(Record list)
________________________

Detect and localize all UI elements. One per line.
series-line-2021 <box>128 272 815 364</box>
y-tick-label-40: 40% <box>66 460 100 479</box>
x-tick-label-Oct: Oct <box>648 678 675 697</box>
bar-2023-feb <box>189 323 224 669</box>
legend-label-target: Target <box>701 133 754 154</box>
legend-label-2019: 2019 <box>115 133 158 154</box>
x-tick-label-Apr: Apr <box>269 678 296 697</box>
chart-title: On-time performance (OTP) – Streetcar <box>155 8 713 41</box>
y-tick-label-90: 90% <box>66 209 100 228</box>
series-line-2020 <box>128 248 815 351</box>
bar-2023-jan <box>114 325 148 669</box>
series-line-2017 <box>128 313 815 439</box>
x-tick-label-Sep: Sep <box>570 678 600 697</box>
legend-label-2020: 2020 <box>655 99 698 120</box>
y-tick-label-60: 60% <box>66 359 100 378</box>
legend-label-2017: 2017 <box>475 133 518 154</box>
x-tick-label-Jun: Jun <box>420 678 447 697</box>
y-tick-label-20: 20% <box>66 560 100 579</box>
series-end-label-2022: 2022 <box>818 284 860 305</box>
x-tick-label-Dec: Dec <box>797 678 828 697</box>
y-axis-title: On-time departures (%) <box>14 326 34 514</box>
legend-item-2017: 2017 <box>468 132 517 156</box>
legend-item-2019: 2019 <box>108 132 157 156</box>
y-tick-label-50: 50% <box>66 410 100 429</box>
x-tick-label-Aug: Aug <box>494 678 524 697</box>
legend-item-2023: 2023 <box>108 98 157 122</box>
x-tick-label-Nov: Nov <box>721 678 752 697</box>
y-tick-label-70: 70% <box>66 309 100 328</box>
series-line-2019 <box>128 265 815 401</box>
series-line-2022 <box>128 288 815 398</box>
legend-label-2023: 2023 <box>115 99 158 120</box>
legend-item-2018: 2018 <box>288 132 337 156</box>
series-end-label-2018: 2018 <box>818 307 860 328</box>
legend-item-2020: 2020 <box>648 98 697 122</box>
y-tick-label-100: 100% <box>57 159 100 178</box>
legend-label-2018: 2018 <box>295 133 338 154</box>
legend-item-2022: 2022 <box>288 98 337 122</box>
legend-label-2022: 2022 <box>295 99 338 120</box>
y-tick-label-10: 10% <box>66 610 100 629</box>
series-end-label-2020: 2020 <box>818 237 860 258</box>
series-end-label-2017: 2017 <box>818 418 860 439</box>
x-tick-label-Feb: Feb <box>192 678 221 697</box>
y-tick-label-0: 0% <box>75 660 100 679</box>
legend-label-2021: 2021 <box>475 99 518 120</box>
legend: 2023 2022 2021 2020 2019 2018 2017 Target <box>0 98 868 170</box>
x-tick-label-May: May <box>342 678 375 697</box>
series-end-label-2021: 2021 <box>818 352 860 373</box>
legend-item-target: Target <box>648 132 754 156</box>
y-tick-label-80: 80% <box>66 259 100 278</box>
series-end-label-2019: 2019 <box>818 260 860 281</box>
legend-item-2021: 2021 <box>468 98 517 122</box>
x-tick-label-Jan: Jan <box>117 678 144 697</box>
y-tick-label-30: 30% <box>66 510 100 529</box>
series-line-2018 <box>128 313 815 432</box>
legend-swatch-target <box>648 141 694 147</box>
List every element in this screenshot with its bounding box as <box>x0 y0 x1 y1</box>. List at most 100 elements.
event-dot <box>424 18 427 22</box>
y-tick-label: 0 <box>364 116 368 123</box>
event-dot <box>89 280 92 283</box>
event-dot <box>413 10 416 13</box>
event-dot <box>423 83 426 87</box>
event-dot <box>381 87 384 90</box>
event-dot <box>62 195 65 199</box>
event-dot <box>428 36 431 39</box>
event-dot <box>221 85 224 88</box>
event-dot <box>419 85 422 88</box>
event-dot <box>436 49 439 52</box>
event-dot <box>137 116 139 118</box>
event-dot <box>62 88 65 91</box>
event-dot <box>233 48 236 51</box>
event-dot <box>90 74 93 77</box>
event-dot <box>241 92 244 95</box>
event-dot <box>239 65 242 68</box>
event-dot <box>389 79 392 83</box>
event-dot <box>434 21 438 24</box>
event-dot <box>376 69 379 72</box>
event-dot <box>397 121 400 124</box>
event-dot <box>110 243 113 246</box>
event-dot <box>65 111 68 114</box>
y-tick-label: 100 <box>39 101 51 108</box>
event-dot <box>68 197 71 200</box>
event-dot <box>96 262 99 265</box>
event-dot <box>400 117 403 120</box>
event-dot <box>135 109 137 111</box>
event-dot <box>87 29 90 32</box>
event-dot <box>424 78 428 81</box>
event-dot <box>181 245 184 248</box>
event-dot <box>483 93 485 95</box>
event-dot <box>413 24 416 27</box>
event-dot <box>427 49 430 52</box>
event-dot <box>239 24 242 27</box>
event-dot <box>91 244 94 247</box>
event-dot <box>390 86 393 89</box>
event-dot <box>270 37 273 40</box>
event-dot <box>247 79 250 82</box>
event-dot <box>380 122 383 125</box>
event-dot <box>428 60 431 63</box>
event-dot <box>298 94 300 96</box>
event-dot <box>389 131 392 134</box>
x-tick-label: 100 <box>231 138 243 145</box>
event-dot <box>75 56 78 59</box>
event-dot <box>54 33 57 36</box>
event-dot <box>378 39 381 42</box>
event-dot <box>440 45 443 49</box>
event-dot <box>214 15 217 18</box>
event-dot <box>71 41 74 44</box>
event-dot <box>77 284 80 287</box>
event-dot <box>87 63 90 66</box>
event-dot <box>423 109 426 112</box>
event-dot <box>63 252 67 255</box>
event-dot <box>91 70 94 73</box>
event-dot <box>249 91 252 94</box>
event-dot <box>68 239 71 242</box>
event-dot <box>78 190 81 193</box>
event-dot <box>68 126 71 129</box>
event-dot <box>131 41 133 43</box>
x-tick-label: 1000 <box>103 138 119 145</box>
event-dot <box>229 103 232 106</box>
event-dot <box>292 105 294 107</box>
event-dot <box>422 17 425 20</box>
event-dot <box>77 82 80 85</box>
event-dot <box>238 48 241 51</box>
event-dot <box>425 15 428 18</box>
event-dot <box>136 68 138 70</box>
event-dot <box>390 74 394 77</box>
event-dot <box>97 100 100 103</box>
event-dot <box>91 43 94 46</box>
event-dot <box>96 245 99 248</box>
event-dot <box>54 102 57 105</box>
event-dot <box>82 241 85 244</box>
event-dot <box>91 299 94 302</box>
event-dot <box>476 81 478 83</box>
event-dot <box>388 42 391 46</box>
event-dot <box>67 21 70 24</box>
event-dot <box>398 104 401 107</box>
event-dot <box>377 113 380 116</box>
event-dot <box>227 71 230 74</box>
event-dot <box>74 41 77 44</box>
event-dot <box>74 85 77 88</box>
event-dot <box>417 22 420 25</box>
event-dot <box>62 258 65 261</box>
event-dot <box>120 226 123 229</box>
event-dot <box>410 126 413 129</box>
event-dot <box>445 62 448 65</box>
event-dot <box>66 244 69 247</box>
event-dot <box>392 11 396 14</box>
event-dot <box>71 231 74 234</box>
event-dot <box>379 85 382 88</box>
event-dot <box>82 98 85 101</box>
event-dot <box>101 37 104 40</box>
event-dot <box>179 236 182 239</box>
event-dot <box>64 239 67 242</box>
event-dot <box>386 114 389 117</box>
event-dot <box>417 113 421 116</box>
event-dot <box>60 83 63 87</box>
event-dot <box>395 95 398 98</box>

________________________

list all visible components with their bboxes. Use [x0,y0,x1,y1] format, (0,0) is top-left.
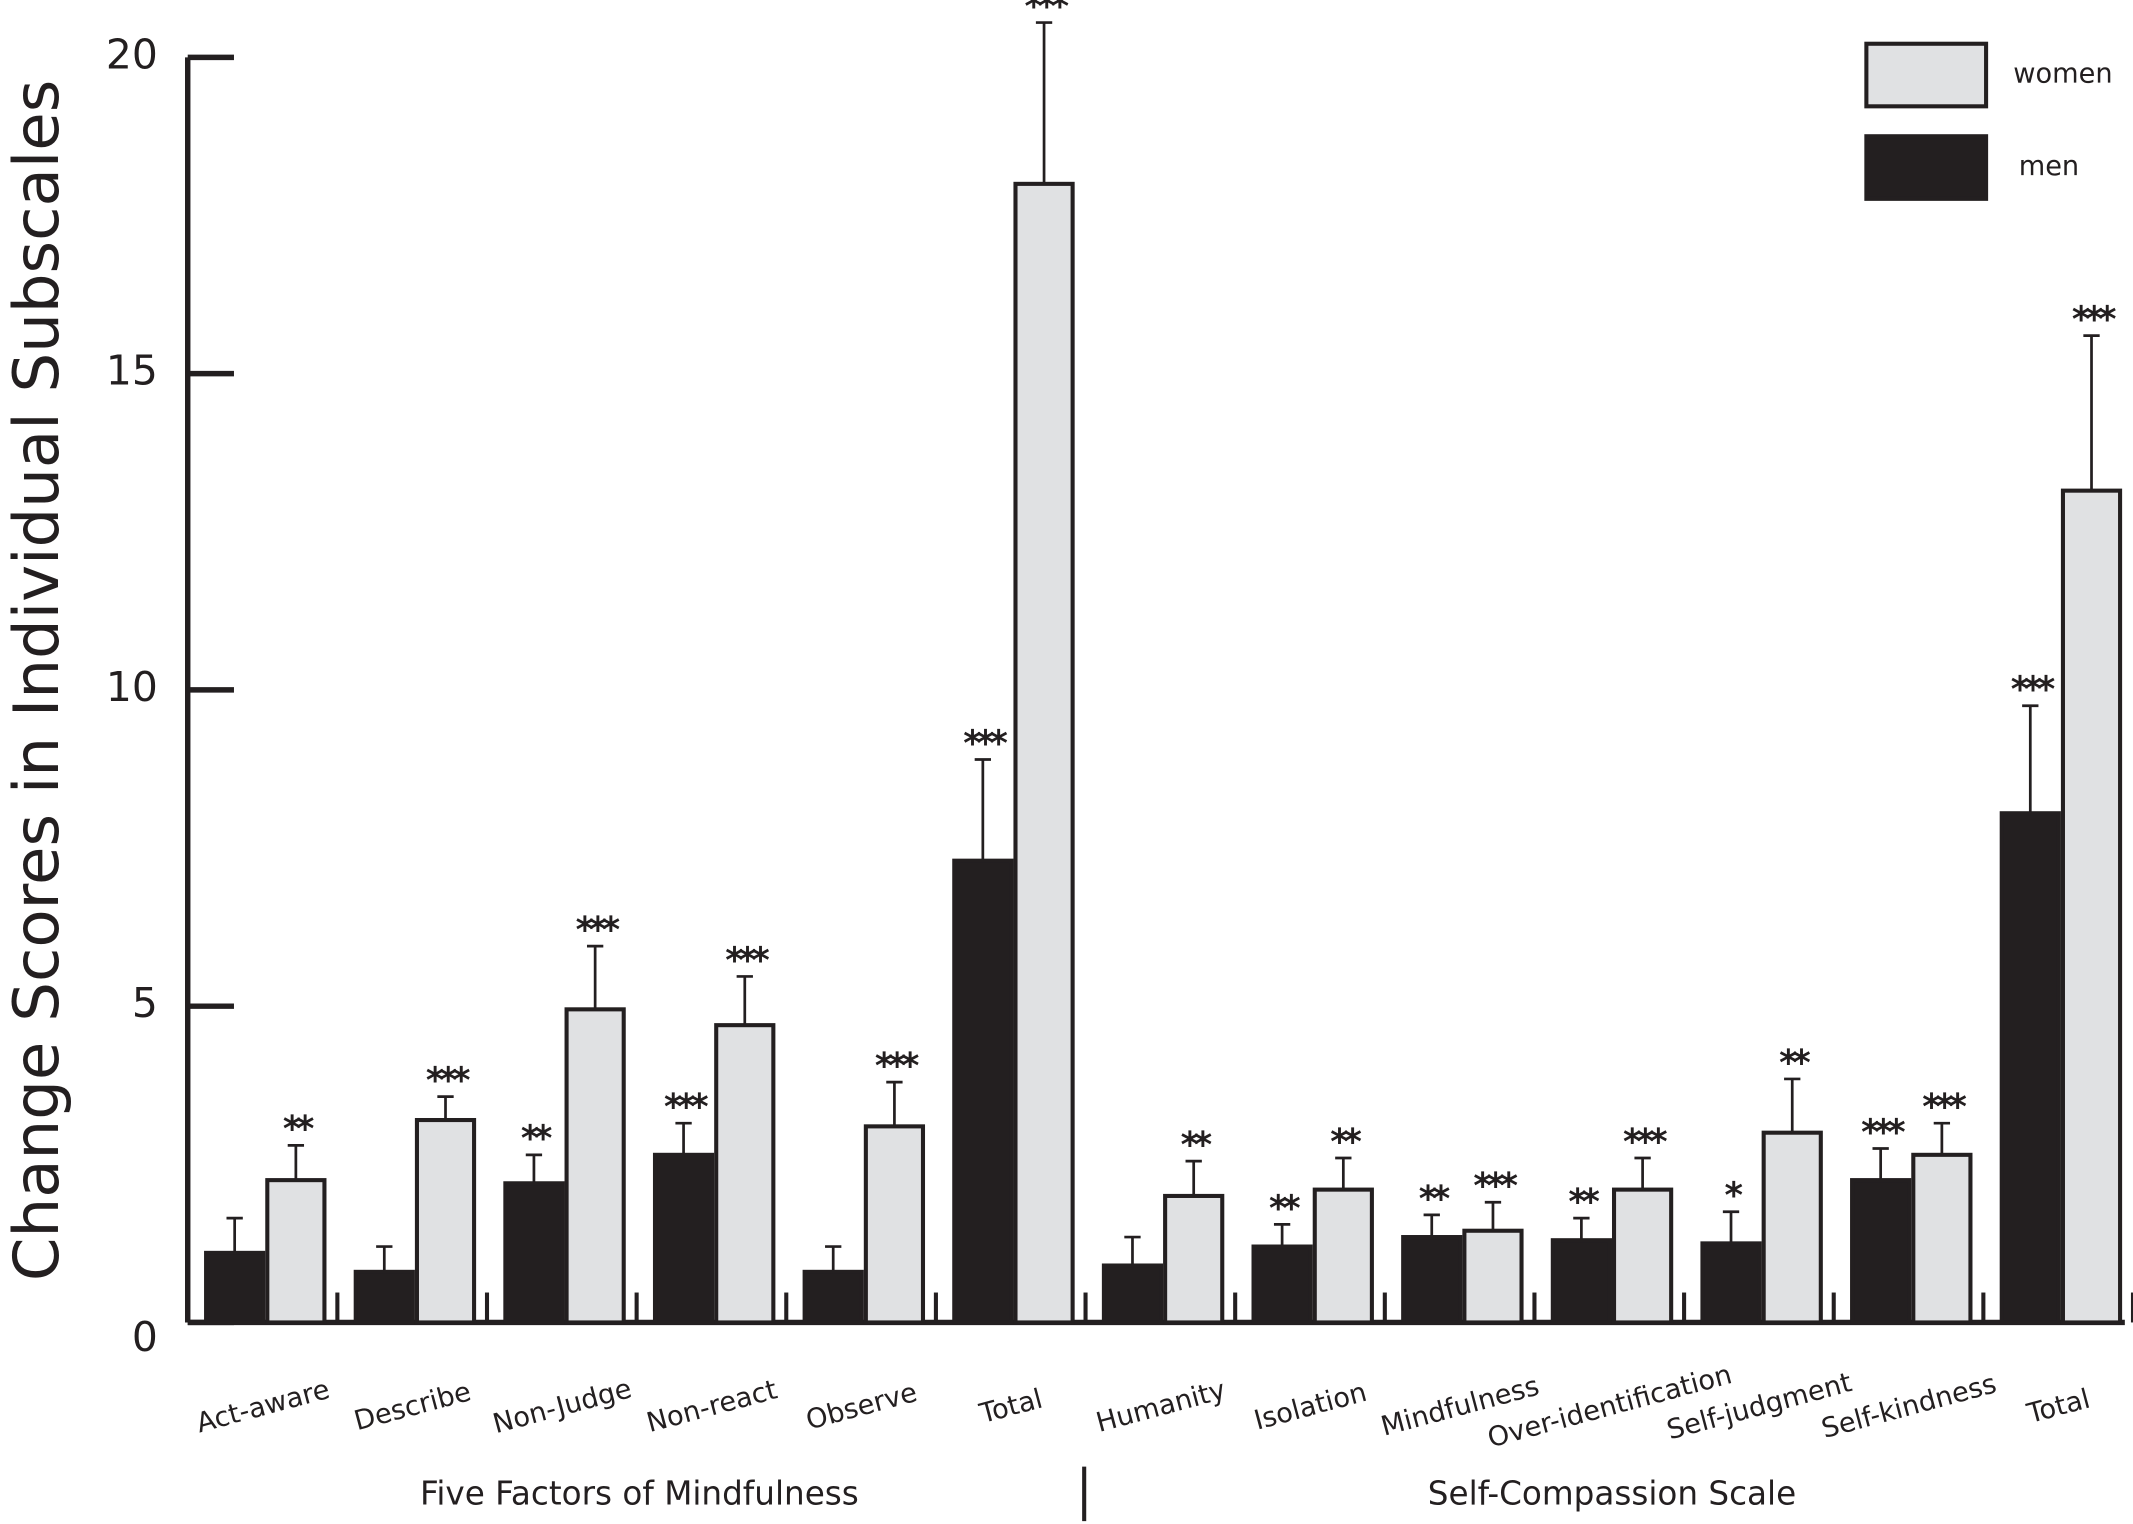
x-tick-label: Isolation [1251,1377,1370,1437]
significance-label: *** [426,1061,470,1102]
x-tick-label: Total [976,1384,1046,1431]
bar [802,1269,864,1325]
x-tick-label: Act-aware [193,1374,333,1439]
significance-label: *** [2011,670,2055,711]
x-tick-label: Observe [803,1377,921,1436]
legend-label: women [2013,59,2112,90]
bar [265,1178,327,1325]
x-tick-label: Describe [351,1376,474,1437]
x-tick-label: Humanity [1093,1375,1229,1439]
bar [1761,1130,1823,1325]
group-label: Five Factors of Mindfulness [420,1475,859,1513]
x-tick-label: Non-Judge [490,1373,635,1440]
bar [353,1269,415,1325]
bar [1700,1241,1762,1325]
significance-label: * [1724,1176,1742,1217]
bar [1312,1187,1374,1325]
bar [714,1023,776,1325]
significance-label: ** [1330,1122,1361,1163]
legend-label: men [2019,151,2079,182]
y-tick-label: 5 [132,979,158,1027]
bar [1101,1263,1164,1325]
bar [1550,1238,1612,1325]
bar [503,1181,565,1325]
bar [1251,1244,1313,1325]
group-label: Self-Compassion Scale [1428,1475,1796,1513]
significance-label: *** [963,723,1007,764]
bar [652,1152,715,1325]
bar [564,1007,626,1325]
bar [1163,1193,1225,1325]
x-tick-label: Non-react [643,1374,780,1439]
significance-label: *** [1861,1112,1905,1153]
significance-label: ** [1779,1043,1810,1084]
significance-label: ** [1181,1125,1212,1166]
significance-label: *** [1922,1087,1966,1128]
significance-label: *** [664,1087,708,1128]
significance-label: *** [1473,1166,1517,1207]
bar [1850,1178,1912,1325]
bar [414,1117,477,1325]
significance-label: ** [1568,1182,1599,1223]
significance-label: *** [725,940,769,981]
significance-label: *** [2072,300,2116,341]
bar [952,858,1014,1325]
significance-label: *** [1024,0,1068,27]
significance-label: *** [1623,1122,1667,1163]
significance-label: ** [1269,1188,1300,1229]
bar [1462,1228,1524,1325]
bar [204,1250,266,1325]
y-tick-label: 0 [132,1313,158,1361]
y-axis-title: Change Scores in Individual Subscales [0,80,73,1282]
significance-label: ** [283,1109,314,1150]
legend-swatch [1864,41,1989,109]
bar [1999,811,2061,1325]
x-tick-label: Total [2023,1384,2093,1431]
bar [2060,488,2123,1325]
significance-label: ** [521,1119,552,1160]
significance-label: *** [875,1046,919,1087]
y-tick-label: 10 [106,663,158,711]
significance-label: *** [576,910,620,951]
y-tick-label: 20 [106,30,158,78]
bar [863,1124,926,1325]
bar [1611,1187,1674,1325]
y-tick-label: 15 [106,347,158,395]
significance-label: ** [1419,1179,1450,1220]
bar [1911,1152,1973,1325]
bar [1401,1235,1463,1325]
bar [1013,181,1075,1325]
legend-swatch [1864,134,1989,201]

________________________

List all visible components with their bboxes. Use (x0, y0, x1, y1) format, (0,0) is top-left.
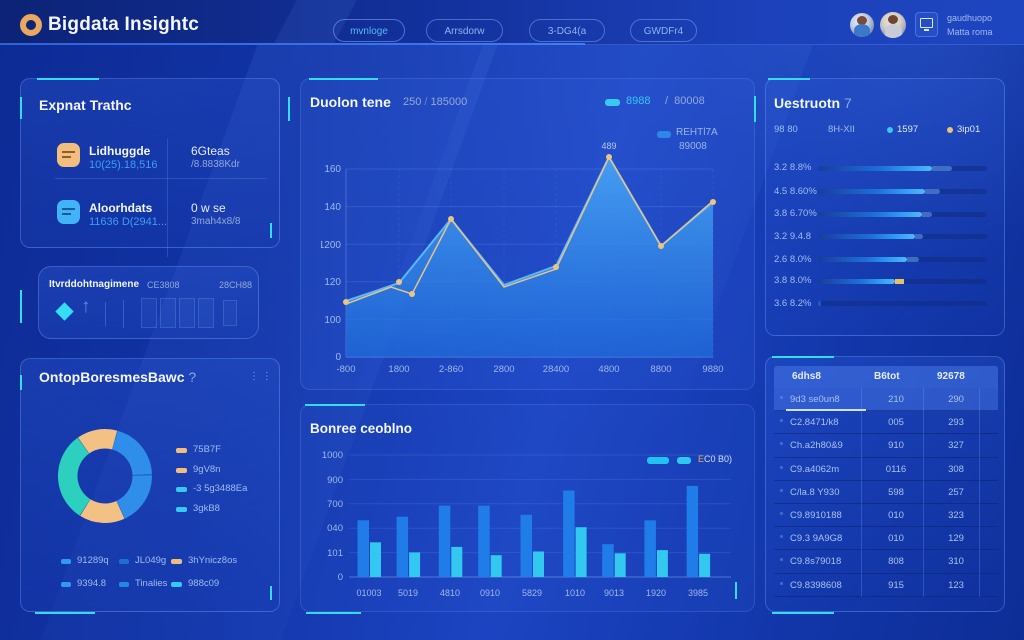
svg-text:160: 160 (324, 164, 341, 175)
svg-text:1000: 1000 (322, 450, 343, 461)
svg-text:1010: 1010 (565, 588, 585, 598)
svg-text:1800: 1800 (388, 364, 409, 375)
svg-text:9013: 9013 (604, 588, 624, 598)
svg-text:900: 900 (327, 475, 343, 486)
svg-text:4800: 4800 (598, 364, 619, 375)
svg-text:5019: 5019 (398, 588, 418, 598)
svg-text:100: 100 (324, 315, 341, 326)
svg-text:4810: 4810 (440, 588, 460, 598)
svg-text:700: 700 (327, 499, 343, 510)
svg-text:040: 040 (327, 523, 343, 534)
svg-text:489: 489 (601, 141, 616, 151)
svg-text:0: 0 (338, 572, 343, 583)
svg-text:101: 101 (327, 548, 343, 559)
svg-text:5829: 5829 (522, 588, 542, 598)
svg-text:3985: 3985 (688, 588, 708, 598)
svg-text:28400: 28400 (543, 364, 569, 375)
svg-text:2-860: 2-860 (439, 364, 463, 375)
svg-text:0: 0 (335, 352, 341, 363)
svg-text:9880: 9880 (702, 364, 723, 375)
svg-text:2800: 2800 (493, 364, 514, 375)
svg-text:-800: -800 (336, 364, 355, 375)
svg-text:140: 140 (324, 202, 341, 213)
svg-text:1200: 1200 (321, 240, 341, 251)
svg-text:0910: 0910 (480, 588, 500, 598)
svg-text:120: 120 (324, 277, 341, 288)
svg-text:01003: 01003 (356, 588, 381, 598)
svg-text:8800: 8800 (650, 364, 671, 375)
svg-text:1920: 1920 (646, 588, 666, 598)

________________________

(Job) Copy the records above, starting with the line containing "x-tick-label: Isolation [1251,1377,1370,1437]" and ending with the line containing "bar [1761,1130,1823,1325]", both included.

(Solution for this problem)
x-tick-label: Isolation [1251,1377,1370,1437]
significance-label: *** [426,1061,470,1102]
x-tick-label: Total [976,1384,1046,1431]
bar [802,1269,864,1325]
x-tick-label: Act-aware [193,1374,333,1439]
significance-label: *** [2011,670,2055,711]
x-tick-label: Observe [803,1377,921,1436]
legend-label: women [2013,59,2112,90]
bar [265,1178,327,1325]
x-tick-label: Describe [351,1376,474,1437]
x-tick-label: Humanity [1093,1375,1229,1439]
bar [1761,1130,1823,1325]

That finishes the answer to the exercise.